▶ [Set task]: Copy each line holding the string "SRMTID".

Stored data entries

※ ※ ※

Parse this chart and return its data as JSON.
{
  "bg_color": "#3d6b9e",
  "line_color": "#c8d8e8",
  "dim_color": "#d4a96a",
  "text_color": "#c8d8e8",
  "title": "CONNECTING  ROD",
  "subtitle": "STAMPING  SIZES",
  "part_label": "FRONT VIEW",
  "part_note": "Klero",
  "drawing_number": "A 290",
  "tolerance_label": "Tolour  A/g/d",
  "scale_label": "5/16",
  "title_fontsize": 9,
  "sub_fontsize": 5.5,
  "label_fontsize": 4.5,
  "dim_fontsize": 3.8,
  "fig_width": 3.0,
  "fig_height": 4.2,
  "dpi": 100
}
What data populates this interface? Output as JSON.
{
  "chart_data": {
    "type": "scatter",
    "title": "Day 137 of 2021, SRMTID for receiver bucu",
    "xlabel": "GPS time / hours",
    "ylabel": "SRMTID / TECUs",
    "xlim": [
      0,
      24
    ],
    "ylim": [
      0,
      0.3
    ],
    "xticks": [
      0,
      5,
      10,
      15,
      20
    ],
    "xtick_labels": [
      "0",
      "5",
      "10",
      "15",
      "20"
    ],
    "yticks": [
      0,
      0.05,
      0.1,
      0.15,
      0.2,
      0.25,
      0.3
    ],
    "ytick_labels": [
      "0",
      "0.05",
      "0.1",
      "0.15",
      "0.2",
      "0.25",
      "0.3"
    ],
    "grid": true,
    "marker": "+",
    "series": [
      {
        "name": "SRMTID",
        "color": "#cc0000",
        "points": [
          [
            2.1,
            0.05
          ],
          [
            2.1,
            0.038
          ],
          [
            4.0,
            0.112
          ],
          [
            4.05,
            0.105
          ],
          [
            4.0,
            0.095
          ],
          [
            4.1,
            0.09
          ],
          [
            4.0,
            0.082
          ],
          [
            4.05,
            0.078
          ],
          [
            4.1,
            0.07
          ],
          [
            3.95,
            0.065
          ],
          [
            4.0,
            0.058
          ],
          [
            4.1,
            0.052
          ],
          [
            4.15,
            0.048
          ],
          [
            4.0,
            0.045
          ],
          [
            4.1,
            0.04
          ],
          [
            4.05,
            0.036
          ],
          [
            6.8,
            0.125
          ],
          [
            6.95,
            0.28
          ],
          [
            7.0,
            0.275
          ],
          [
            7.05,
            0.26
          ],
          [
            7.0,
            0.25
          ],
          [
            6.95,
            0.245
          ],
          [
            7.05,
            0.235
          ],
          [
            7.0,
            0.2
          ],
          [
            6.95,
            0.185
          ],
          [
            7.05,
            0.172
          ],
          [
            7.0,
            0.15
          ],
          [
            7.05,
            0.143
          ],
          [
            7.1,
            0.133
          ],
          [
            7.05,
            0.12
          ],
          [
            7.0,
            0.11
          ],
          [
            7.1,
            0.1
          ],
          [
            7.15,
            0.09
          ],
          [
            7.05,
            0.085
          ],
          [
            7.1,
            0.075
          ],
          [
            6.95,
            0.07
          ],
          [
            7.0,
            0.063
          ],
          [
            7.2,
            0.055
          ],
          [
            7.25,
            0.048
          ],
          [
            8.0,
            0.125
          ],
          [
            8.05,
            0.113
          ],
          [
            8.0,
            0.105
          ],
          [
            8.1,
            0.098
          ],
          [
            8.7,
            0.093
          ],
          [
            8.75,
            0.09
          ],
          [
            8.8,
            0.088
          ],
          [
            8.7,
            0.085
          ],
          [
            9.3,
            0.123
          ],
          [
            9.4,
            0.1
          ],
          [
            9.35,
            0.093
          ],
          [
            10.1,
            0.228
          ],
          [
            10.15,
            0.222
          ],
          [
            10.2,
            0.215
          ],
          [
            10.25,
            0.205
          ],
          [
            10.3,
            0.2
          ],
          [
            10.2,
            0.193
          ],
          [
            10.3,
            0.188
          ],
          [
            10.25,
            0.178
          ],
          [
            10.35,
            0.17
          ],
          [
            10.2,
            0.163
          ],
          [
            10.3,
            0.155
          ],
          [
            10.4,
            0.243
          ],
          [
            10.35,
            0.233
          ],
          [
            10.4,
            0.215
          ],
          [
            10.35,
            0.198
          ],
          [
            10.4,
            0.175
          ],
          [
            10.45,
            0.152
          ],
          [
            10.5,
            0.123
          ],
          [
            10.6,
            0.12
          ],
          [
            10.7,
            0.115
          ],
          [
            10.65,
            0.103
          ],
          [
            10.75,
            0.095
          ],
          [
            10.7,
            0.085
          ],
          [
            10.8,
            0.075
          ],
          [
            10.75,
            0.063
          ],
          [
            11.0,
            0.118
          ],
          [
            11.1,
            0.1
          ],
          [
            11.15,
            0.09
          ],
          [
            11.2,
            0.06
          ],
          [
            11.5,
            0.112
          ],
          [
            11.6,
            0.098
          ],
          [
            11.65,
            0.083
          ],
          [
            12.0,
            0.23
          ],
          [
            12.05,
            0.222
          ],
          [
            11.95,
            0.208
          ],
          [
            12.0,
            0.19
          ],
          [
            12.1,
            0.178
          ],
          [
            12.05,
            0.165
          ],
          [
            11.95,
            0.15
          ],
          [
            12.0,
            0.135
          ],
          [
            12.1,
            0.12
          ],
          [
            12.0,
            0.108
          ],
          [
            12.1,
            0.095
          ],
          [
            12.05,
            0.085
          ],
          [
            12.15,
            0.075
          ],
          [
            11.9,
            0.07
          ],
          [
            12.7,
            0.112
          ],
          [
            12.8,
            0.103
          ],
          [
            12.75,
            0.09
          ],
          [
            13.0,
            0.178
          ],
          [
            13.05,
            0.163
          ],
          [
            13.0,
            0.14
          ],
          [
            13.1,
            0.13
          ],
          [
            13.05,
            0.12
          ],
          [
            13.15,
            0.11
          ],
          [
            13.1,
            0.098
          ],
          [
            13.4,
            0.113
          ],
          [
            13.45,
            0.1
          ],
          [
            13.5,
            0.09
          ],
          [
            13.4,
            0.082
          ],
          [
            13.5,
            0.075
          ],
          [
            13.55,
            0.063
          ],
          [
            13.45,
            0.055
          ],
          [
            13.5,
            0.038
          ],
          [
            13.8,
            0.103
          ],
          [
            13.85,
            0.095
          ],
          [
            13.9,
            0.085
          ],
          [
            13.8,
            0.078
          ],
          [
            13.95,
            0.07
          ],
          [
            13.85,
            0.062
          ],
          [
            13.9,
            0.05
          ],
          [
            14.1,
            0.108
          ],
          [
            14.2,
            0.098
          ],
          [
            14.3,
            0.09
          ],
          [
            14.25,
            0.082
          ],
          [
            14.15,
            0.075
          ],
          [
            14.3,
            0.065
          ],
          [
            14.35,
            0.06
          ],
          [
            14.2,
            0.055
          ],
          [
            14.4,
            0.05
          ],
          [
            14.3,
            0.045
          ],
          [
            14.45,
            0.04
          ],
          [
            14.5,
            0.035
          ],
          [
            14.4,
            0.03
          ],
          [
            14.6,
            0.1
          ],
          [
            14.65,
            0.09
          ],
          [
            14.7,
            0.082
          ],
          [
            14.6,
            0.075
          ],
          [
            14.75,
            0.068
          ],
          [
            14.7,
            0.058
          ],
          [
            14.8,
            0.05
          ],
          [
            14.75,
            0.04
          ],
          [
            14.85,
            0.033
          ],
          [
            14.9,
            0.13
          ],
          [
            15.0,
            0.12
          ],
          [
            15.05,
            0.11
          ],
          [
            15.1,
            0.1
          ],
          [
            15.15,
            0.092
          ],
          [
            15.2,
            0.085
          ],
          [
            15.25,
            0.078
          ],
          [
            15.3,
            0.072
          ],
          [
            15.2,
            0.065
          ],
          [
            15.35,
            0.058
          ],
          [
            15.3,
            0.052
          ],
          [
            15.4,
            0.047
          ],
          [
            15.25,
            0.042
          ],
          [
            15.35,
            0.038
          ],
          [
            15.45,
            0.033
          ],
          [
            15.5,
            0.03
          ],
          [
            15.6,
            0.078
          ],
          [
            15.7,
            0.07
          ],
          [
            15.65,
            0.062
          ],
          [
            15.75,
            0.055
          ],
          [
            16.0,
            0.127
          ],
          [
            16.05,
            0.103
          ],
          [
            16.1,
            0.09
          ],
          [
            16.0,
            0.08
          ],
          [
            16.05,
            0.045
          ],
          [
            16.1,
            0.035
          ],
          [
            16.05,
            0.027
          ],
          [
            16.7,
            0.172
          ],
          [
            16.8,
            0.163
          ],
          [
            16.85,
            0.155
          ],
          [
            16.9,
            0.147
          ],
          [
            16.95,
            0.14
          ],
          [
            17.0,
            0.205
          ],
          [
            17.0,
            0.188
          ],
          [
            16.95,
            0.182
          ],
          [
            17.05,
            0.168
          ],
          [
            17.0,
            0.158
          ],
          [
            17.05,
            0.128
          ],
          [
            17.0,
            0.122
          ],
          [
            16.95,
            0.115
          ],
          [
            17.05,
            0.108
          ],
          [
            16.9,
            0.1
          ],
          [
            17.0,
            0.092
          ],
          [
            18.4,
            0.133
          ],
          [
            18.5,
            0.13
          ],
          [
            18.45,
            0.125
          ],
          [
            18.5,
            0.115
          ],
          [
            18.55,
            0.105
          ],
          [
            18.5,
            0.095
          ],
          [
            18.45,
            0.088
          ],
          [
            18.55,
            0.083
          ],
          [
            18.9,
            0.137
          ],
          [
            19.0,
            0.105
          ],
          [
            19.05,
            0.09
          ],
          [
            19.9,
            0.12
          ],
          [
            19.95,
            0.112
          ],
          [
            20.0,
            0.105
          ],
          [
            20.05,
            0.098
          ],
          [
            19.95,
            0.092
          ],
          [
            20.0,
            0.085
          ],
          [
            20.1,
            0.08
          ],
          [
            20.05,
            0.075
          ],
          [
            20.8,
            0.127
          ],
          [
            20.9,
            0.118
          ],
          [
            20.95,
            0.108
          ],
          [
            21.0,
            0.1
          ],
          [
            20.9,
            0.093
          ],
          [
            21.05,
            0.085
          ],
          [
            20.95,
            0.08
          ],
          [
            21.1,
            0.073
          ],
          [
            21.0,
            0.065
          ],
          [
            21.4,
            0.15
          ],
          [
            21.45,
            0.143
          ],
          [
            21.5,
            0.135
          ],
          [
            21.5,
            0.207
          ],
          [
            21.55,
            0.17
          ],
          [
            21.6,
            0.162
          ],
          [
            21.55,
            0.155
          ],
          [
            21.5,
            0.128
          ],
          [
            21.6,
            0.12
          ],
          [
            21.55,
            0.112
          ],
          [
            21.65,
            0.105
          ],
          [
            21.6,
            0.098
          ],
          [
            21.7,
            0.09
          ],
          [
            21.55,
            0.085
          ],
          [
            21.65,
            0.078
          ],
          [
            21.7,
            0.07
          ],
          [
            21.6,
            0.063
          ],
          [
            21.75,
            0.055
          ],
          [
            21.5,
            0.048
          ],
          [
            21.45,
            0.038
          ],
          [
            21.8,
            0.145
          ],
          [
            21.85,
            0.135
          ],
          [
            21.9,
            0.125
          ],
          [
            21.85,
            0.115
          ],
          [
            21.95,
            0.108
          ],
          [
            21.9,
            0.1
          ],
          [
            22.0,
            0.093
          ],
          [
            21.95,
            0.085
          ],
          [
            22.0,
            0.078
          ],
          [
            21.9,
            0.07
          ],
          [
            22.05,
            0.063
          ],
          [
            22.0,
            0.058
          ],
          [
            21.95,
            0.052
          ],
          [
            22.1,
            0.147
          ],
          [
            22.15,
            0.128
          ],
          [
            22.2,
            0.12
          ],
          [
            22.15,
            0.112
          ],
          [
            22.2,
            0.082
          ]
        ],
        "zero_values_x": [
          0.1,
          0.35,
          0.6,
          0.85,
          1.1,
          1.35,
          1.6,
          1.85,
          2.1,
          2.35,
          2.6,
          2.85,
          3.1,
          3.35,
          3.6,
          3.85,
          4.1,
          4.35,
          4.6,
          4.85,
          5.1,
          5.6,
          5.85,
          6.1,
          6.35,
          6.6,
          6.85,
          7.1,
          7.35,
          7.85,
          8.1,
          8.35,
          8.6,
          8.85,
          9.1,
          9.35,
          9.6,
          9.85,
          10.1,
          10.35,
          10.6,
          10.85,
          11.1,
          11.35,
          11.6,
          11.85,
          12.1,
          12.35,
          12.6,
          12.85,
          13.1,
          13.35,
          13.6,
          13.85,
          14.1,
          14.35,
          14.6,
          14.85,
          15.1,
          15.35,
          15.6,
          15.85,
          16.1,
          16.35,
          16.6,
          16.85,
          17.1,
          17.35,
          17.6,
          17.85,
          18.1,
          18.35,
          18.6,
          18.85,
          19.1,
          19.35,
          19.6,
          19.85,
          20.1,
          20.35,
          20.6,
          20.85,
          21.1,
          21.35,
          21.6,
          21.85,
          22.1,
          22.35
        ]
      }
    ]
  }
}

※ ※ ※

▶ [Solution for this exercise]:
    "title": "Day 137 of 2021, SRMTID for receiver bucu",
    "ylabel": "SRMTID / TECUs",
        "name": "SRMTID",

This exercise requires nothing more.